------ Records for processing ------
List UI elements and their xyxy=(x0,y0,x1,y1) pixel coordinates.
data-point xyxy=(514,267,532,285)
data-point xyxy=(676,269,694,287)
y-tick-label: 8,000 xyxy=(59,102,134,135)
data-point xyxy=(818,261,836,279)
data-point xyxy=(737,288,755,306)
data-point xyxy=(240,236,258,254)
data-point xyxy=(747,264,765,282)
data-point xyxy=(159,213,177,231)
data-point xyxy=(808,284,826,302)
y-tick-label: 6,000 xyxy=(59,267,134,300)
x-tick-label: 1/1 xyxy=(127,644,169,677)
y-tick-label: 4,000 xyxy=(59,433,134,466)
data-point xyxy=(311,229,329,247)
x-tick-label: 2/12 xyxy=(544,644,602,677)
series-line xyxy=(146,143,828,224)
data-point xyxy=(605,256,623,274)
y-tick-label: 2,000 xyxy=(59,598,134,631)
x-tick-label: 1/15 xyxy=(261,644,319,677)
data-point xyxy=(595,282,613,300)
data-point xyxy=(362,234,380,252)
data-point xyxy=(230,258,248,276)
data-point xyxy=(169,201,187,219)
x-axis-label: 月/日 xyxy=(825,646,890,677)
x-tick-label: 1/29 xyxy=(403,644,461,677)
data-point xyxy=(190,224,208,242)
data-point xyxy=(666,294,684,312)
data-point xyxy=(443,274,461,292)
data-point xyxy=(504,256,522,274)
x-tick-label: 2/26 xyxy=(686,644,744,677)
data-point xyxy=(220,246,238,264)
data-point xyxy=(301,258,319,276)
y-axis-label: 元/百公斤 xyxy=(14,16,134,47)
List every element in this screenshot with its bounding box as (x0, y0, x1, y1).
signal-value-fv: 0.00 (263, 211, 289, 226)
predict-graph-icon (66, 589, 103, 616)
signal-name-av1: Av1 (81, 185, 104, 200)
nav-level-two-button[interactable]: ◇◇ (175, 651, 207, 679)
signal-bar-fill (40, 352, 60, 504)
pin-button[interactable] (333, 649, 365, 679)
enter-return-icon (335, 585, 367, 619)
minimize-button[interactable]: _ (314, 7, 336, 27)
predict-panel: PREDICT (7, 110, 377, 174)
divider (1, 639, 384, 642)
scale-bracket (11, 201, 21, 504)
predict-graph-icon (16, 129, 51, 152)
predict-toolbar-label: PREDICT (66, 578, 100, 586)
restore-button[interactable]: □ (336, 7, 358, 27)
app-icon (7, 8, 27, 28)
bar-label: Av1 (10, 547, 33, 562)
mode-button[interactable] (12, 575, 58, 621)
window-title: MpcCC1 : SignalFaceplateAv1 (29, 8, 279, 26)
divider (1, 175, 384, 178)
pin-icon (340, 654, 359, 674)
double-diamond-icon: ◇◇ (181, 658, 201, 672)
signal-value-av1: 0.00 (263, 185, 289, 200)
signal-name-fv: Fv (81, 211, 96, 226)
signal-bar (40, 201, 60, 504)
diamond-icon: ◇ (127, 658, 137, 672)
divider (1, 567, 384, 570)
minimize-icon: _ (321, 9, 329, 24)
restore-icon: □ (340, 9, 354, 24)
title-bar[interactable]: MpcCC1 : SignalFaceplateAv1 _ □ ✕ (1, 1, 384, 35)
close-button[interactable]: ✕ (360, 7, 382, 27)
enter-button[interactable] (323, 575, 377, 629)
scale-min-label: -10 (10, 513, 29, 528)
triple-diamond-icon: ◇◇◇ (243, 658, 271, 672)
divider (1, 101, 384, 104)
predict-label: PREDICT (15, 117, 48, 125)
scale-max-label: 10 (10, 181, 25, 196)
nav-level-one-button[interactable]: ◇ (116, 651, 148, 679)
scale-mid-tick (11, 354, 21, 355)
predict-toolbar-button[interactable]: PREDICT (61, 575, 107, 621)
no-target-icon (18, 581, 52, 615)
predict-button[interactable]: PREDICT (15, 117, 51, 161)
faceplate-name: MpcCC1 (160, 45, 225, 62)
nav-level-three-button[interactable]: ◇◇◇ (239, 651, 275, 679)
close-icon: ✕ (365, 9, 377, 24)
------
### Set problem
Rewrite every line of the material above as a single numbered list, leaving out any blank lines.

### Full output
1. List UI elements and their xyxy=(x0,y0,x1,y1) pixel coordinates.
2. data-point xyxy=(514,267,532,285)
3. data-point xyxy=(676,269,694,287)
4. y-tick-label: 8,000 xyxy=(59,102,134,135)
5. data-point xyxy=(818,261,836,279)
6. data-point xyxy=(737,288,755,306)
7. data-point xyxy=(240,236,258,254)
8. data-point xyxy=(747,264,765,282)
9. data-point xyxy=(159,213,177,231)
10. data-point xyxy=(808,284,826,302)
11. y-tick-label: 6,000 xyxy=(59,267,134,300)
12. x-tick-label: 1/1 xyxy=(127,644,169,677)
13. y-tick-label: 4,000 xyxy=(59,433,134,466)
14. data-point xyxy=(311,229,329,247)
15. x-tick-label: 2/12 xyxy=(544,644,602,677)
16. series-line xyxy=(146,143,828,224)
17. data-point xyxy=(605,256,623,274)
18. y-tick-label: 2,000 xyxy=(59,598,134,631)
19. x-tick-label: 1/15 xyxy=(261,644,319,677)
20. data-point xyxy=(595,282,613,300)
21. data-point xyxy=(362,234,380,252)
22. data-point xyxy=(230,258,248,276)
23. data-point xyxy=(169,201,187,219)
24. x-axis-label: 月/日 xyxy=(825,646,890,677)
25. x-tick-label: 1/29 xyxy=(403,644,461,677)
26. data-point xyxy=(190,224,208,242)
27. data-point xyxy=(666,294,684,312)
28. data-point xyxy=(443,274,461,292)
29. data-point xyxy=(504,256,522,274)
30. x-tick-label: 2/26 xyxy=(686,644,744,677)
31. data-point xyxy=(220,246,238,264)
32. data-point xyxy=(301,258,319,276)
33. y-axis-label: 元/百公斤 xyxy=(14,16,134,47)
34. List every element in this screenshot with its bounding box as (x0, y0, x1, y1).
35. signal-value-fv: 0.00 (263, 211, 289, 226)
36. predict-graph-icon (66, 589, 103, 616)
37. signal-name-av1: Av1 (81, 185, 104, 200)
38. nav-level-two-button[interactable]: ◇◇ (175, 651, 207, 679)
39. signal-bar-fill (40, 352, 60, 504)
40. pin-button[interactable] (333, 649, 365, 679)
41. enter-return-icon (335, 585, 367, 619)
42. minimize-button[interactable]: _ (314, 7, 336, 27)
43. predict-panel: PREDICT (7, 110, 377, 174)
44. divider (1, 639, 384, 642)
45. scale-bracket (11, 201, 21, 504)
46. predict-graph-icon (16, 129, 51, 152)
47. predict-toolbar-label: PREDICT (66, 578, 100, 586)
48. restore-button[interactable]: □ (336, 7, 358, 27)
49. app-icon (7, 8, 27, 28)
50. bar-label: Av1 (10, 547, 33, 562)
51. mode-button[interactable] (12, 575, 58, 621)
52. window-title: MpcCC1 : SignalFaceplateAv1 (29, 8, 279, 26)
53. divider (1, 175, 384, 178)
54. pin-icon (340, 654, 359, 674)
55. double-diamond-icon: ◇◇ (181, 658, 201, 672)
56. signal-value-av1: 0.00 (263, 185, 289, 200)
57. signal-name-fv: Fv (81, 211, 96, 226)
58. signal-bar (40, 201, 60, 504)
59. diamond-icon: ◇ (127, 658, 137, 672)
60. divider (1, 567, 384, 570)
61. minimize-icon: _ (321, 9, 329, 24)
62. restore-icon: □ (340, 9, 354, 24)
63. title-bar[interactable]: MpcCC1 : SignalFaceplateAv1 _ □ ✕ (1, 1, 384, 35)
64. close-button[interactable]: ✕ (360, 7, 382, 27)
65. enter-button[interactable] (323, 575, 377, 629)
66. scale-min-label: -10 (10, 513, 29, 528)
67. triple-diamond-icon: ◇◇◇ (243, 658, 271, 672)
68. divider (1, 101, 384, 104)
69. predict-label: PREDICT (15, 117, 48, 125)
70. scale-max-label: 10 (10, 181, 25, 196)
71. nav-level-one-button[interactable]: ◇ (116, 651, 148, 679)
72. scale-mid-tick (11, 354, 21, 355)
73. predict-toolbar-button[interactable]: PREDICT (61, 575, 107, 621)
74. no-target-icon (18, 581, 52, 615)
75. predict-button[interactable]: PREDICT (15, 117, 51, 161)
76. faceplate-name: MpcCC1 (160, 45, 225, 62)
77. nav-level-three-button[interactable]: ◇◇◇ (239, 651, 275, 679)
78. close-icon: ✕ (365, 9, 377, 24)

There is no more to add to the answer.